§ Information provided:
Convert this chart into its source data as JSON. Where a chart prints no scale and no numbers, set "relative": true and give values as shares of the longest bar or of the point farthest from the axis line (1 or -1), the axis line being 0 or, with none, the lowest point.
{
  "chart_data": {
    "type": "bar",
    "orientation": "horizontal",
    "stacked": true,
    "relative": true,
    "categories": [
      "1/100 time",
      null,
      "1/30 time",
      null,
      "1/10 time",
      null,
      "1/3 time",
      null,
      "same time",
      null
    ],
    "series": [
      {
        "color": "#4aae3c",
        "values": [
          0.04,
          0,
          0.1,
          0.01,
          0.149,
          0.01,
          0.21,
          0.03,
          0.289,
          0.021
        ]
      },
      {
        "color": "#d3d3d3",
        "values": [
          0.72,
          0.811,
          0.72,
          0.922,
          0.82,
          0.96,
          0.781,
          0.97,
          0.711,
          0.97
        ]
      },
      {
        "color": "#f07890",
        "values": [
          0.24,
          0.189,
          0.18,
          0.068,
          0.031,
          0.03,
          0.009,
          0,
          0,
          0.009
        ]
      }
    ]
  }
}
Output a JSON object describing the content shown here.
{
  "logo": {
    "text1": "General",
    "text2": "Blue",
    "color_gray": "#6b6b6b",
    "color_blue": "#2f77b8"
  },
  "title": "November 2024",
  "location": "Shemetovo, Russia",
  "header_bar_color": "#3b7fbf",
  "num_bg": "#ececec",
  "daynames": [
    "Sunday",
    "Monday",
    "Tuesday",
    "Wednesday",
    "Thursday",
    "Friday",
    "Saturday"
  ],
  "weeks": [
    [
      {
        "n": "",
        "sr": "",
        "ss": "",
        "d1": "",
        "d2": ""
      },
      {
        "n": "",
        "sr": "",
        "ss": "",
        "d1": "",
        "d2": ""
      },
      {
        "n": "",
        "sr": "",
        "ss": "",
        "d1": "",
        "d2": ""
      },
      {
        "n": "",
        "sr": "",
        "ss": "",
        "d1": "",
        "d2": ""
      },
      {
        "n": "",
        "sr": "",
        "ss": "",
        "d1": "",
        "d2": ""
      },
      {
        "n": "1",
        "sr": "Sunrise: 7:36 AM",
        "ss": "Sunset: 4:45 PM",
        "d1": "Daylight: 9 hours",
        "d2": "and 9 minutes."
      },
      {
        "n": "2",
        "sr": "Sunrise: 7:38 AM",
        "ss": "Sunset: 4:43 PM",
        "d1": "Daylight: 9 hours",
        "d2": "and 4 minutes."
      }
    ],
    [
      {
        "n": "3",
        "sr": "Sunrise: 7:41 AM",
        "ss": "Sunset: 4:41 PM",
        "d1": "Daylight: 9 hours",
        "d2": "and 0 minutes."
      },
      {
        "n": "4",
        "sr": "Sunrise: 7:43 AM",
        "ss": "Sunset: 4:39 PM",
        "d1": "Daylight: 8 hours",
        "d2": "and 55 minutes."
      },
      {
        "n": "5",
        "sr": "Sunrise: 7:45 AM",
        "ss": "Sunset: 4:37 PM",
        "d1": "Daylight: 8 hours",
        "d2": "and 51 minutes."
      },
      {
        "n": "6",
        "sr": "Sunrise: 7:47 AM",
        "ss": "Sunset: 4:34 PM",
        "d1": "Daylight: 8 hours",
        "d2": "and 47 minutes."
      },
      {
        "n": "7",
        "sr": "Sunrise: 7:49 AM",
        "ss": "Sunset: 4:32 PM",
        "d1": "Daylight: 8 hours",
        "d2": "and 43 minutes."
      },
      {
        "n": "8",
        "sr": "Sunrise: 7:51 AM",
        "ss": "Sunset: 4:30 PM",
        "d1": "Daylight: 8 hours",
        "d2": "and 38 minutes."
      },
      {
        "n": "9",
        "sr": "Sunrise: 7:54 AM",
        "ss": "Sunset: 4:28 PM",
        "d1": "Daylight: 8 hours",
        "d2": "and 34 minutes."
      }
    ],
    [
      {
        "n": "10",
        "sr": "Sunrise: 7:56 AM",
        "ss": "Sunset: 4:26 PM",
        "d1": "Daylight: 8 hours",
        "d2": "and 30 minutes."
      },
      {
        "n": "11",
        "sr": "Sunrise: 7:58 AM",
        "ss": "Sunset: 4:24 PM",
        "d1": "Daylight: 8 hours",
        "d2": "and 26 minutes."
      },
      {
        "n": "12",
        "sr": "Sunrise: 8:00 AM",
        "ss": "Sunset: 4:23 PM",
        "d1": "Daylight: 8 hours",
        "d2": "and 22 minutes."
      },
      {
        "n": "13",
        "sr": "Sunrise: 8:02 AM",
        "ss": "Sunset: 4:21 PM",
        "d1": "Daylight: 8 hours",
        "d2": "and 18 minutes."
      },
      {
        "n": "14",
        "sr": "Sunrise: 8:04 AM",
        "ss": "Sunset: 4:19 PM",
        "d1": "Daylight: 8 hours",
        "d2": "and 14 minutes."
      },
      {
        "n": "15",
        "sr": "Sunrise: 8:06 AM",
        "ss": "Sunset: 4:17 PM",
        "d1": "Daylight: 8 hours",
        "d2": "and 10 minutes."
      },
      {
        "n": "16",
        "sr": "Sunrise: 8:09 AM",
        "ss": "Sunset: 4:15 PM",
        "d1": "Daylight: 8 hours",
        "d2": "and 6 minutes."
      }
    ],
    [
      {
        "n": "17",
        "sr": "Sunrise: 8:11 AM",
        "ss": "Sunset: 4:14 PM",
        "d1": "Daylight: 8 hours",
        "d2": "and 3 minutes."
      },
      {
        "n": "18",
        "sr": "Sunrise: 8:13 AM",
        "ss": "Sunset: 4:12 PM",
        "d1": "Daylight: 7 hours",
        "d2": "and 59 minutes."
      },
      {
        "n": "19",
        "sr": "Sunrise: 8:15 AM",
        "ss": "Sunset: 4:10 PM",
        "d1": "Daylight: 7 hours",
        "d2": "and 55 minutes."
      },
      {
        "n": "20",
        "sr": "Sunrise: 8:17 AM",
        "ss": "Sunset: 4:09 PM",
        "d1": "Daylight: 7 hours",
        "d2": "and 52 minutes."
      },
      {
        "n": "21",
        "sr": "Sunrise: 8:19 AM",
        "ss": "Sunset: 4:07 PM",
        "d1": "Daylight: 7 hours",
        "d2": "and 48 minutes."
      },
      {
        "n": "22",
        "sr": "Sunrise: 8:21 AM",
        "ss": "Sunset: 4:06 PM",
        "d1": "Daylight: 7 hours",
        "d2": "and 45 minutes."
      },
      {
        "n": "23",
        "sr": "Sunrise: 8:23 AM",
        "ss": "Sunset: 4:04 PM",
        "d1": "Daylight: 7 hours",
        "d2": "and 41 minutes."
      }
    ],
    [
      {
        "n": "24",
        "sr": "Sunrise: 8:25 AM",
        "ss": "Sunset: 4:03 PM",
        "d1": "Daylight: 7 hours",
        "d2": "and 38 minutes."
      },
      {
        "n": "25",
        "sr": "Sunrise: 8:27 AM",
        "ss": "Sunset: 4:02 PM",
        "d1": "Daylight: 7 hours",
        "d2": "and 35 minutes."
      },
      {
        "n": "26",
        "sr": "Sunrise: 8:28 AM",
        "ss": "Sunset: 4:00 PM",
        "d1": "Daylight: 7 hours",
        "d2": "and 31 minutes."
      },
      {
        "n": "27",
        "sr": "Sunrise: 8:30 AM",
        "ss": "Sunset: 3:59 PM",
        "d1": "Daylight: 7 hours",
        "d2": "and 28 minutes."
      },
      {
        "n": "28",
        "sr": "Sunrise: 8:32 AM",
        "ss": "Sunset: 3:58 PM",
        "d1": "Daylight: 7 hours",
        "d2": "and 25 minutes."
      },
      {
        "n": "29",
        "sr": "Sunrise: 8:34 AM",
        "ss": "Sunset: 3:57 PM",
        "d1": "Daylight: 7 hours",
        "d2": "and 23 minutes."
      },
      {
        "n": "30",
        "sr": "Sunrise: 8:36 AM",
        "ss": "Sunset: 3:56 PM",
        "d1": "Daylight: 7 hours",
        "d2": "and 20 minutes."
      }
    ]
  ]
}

§ Your task:
Check each line of the records above for the word "relative", then give the number of lines that have it, with no other words.

§ Reply to the task:
2